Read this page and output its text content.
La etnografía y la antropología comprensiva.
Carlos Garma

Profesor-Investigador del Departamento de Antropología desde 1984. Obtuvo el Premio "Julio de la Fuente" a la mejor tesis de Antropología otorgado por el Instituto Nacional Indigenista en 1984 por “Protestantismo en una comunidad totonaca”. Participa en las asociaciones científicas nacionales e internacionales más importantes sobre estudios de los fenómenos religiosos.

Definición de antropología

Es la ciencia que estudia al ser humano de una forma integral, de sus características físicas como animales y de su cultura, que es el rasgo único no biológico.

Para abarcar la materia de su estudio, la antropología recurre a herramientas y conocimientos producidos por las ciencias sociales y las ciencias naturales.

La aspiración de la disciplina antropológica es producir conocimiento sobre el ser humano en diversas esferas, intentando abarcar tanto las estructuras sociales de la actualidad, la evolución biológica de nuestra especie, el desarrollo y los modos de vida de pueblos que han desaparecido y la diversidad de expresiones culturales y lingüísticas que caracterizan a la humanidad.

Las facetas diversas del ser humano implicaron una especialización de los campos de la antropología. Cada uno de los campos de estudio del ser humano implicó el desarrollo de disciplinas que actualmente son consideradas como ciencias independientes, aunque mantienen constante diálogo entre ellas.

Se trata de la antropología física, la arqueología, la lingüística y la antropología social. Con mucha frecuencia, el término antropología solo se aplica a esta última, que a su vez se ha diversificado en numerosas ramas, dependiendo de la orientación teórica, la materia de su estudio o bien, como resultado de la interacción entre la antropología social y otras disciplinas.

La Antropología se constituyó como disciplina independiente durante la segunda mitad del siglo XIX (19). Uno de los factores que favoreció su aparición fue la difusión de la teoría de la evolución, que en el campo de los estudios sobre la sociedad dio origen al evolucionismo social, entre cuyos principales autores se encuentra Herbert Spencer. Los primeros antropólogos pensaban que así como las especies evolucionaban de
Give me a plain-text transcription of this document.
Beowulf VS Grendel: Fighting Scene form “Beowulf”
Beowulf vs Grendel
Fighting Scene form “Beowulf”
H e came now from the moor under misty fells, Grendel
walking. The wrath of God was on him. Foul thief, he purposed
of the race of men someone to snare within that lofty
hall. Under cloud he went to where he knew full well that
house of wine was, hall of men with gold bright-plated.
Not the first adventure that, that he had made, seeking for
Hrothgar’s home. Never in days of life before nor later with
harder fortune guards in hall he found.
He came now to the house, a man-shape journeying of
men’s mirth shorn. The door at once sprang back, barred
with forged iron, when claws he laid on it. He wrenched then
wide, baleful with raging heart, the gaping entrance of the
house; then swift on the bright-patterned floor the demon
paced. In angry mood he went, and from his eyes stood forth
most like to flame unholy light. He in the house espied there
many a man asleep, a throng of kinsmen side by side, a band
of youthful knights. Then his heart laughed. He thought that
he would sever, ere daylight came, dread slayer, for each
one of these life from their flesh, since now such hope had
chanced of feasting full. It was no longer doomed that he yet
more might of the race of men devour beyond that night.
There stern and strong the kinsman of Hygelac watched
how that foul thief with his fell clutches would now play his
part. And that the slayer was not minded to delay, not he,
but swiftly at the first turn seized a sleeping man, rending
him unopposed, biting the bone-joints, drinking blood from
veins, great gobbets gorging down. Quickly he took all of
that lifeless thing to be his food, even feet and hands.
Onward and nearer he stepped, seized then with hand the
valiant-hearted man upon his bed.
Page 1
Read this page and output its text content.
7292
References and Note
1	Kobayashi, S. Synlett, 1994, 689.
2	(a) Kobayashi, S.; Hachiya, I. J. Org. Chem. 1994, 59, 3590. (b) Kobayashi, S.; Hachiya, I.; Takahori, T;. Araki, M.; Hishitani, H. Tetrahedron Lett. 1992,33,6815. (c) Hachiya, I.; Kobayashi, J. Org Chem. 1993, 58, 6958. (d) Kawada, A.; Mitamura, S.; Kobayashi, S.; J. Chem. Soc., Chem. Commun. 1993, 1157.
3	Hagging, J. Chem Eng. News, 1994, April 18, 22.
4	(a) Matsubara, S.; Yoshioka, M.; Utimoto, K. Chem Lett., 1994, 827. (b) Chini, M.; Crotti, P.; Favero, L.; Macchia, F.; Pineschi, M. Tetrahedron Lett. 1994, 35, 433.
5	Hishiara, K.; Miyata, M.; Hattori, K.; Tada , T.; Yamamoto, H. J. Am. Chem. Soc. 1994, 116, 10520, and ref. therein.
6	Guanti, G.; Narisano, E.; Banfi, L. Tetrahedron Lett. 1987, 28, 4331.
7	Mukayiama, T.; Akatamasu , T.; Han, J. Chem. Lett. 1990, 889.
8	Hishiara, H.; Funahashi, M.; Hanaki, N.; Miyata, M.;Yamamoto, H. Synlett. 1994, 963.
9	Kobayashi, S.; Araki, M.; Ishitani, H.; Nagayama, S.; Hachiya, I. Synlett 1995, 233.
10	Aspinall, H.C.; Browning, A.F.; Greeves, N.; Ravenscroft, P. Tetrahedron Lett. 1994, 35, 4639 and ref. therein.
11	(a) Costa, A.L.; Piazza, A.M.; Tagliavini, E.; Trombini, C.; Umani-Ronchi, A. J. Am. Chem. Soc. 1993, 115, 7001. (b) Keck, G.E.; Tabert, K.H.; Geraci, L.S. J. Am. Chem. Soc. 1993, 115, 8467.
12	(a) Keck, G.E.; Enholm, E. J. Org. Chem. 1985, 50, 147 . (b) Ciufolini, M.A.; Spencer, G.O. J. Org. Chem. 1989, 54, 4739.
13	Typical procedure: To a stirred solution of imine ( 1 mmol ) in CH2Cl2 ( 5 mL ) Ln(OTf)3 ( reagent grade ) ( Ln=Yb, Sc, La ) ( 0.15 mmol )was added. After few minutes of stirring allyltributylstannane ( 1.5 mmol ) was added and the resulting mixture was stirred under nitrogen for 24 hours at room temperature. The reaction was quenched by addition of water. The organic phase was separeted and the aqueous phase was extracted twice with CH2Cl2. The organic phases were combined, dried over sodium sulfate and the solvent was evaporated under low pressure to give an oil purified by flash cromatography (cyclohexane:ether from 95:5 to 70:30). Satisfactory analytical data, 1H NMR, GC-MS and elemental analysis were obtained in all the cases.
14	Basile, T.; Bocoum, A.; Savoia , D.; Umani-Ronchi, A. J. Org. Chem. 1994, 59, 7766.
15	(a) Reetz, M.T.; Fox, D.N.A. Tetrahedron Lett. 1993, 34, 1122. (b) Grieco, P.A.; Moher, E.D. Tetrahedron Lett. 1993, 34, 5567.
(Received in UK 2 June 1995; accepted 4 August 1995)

- _What is expected_
Look above for lines with the word "thief" and copy them all.

- _Expected answer_
walking. The wrath of God was on him. Foul thief, he purposed
how that foul thief with his fell clutches would now play his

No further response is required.